• OBJECTIVE:
Look for the word "values" in each line and report the count of matching lines, with nothing added.

• DATA SUPPLIED:
^^^^^^^^^^^^^^^^

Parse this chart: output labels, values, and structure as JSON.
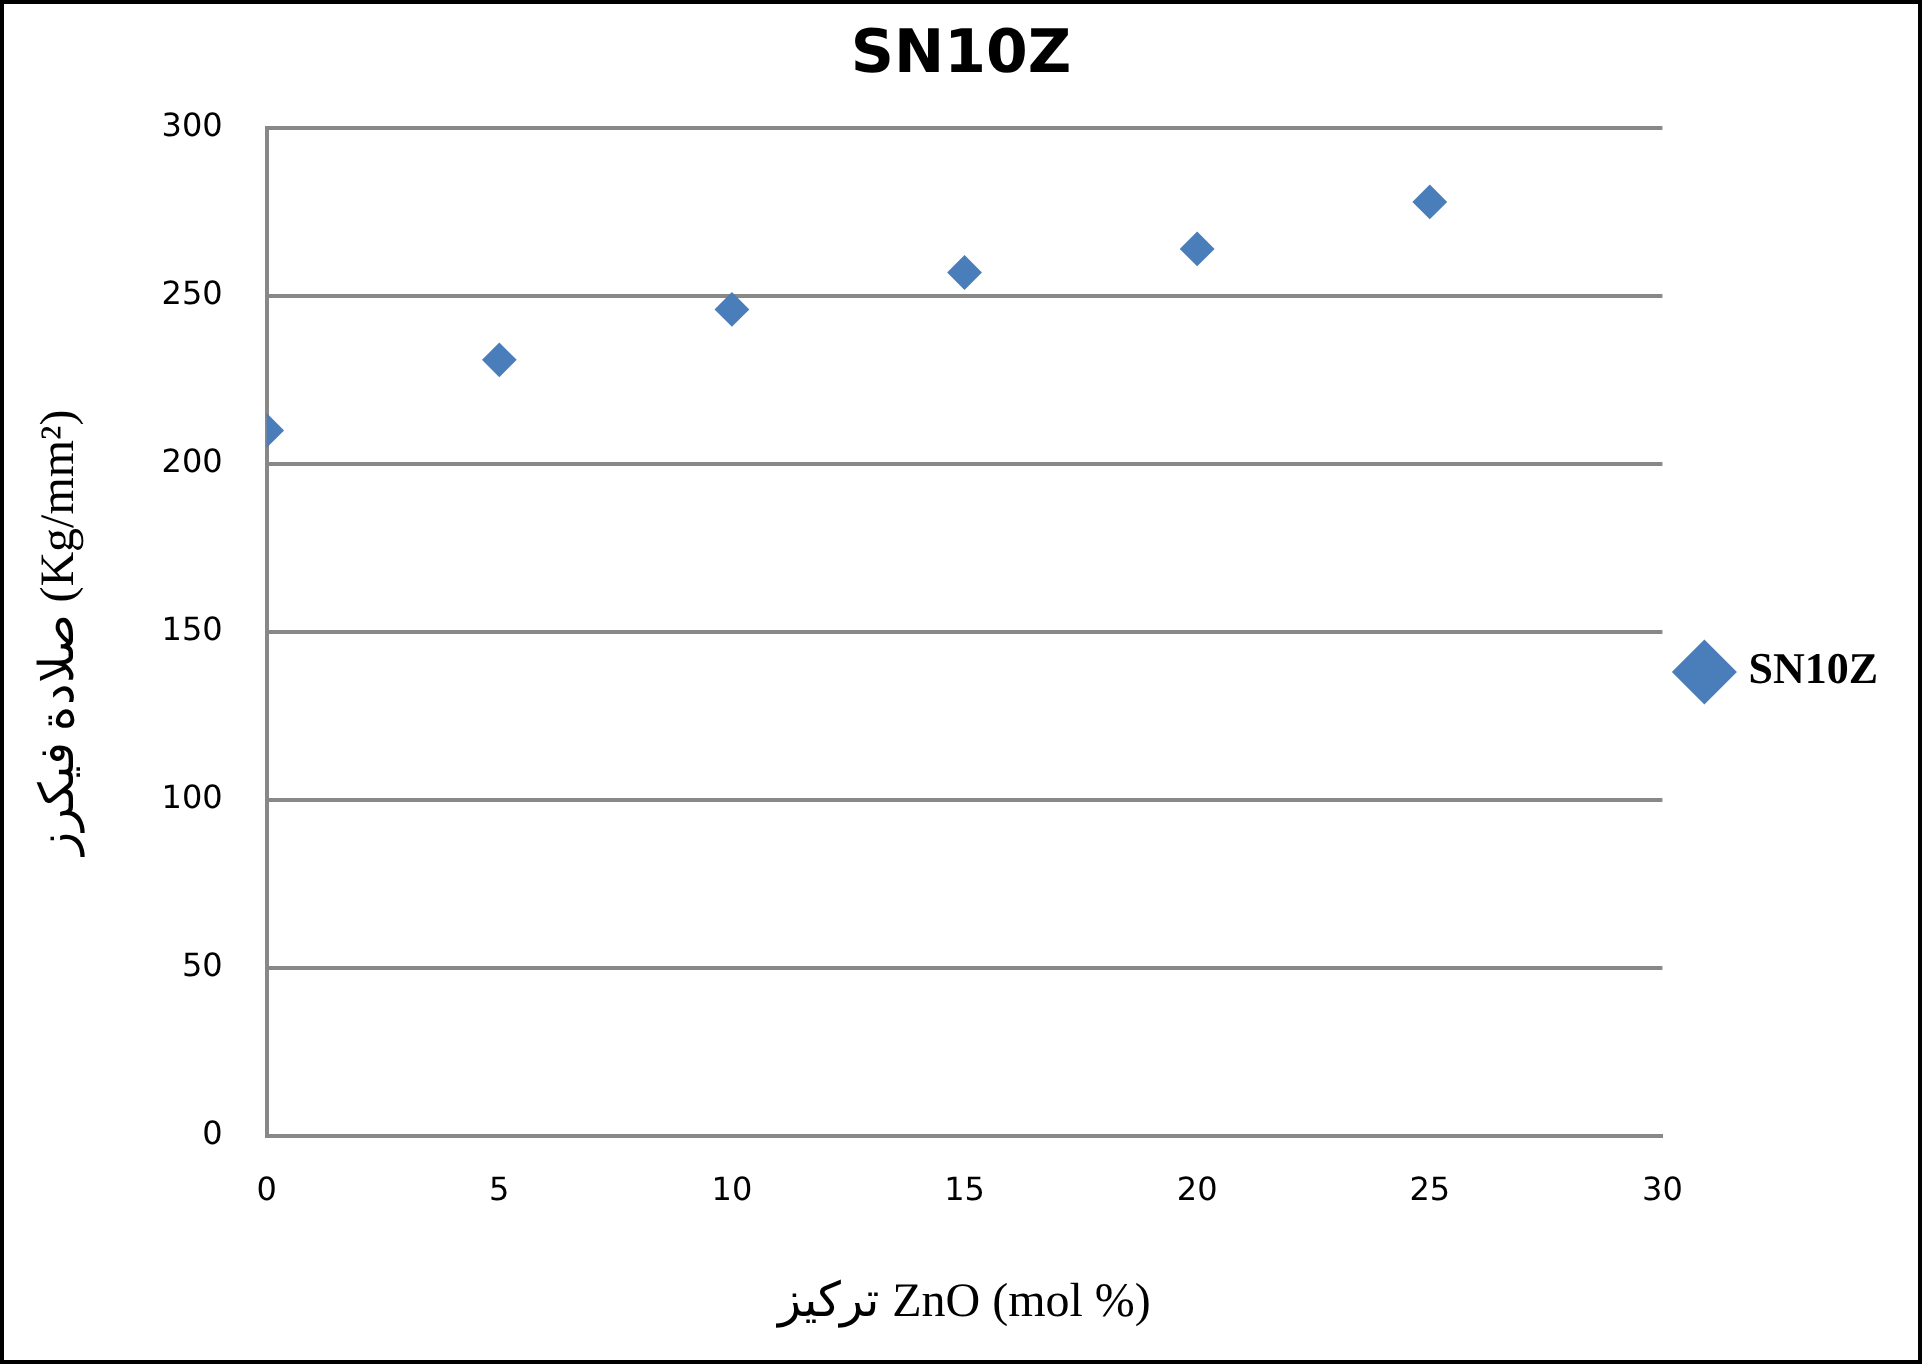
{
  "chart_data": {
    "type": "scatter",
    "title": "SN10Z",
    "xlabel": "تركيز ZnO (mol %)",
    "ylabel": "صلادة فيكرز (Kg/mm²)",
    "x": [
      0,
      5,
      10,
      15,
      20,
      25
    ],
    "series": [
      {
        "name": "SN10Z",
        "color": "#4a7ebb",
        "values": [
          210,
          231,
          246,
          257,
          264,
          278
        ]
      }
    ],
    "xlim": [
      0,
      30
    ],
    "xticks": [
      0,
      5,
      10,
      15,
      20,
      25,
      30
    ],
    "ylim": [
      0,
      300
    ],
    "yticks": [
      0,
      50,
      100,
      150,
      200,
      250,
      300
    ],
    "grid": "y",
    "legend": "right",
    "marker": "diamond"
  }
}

^^^^^^^^^^^^^^^^

• ANSWER FOR THIS EXERCISE:
2